Provided data –
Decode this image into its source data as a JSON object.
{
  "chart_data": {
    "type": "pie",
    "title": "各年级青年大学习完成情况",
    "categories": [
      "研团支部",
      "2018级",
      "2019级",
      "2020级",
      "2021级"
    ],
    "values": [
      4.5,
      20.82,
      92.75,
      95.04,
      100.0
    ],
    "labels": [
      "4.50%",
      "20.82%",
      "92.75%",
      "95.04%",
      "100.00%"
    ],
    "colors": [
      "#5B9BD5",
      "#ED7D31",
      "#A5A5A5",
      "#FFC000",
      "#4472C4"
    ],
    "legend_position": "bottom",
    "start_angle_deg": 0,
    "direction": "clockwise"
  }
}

Given task –
Transcribe all of the lines in the records precisely.

Finished exercise –
Decode this image into its source data as a JSON object.
{
  "chart_data": {
    "type": "pie",
    "title": "各年级青年大学习完成情况",
    "categories": [
      "研团支部",
      "2018级",
      "2019级",
      "2020级",
      "2021级"
    ],
    "values": [
      4.5,
      20.82,
      92.75,
      95.04,
      100.0
    ],
    "labels": [
      "4.50%",
      "20.82%",
      "92.75%",
      "95.04%",
      "100.00%"
    ],
    "colors": [
      "#5B9BD5",
      "#ED7D31",
      "#A5A5A5",
      "#FFC000",
      "#4472C4"
    ],
    "legend_position": "bottom",
    "start_angle_deg": 0,
    "direction": "clockwise"
  }
}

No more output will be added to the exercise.